***** Recorded data

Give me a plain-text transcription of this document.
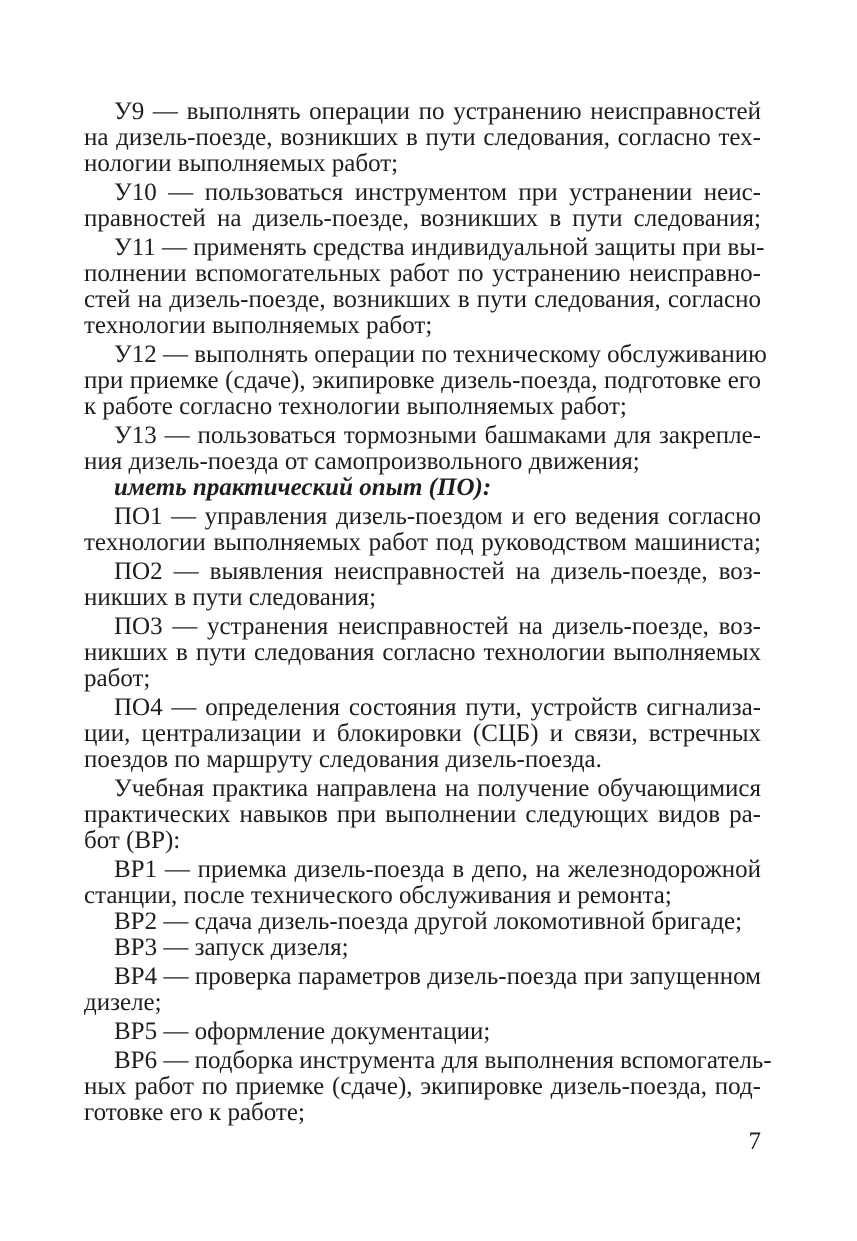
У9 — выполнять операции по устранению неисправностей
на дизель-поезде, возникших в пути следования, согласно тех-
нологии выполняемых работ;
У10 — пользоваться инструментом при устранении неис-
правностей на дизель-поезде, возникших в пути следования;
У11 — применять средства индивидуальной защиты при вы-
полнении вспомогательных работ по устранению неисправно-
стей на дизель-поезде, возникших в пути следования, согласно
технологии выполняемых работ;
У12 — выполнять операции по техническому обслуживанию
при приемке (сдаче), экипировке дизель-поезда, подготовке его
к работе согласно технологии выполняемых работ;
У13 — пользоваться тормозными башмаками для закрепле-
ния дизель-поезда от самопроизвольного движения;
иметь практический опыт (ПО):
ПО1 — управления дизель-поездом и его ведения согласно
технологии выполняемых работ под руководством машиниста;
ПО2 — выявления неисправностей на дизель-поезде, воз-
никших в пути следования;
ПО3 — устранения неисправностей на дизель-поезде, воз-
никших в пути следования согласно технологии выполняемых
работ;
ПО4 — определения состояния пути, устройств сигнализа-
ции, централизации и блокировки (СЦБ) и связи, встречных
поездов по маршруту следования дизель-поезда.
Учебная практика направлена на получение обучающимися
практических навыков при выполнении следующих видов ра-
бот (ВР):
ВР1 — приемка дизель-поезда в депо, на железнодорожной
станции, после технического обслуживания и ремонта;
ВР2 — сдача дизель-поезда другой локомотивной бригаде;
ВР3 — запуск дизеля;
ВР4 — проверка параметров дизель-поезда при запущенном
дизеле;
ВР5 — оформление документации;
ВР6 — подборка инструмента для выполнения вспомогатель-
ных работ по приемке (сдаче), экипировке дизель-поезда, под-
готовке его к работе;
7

**********
***** Recorded data

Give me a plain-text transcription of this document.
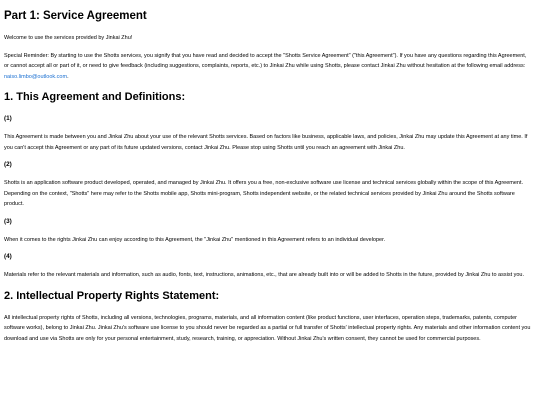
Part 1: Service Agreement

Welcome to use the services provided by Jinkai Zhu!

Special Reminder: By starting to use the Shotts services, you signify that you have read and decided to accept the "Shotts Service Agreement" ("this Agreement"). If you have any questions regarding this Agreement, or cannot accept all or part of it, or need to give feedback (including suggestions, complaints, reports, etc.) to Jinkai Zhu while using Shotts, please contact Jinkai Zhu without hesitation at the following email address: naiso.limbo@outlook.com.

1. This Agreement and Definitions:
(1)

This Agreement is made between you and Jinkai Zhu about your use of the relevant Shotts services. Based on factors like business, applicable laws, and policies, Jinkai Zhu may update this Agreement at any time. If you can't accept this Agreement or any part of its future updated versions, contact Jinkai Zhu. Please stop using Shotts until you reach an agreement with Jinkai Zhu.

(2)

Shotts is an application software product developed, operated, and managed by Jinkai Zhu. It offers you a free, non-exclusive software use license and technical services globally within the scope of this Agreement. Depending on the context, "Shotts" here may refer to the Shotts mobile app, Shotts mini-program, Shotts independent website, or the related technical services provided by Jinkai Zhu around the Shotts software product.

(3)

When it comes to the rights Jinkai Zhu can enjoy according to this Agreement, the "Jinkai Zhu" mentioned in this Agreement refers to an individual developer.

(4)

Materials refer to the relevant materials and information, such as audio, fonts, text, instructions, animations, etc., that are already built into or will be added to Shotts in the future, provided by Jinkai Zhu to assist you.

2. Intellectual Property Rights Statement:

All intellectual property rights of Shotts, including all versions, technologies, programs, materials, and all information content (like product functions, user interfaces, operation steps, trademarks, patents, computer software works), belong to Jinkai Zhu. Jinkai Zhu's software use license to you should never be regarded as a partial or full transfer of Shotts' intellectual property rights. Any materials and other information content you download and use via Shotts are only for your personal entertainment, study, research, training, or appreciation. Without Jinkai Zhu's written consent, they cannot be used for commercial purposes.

**********

- Given problem: Go through the listing above and locate each line that holds the word "пути". Copy those lines.

- Written reply:
на дизель-поезде, возникших в пути следования, согласно тех-
правностей на дизель-поезде, возникших в пути следования;
стей на дизель-поезде, возникших в пути следования, согласно
никших в пути следования;
никших в пути следования согласно технологии выполняемых
ПО4 — определения состояния пути, устройств сигнализа-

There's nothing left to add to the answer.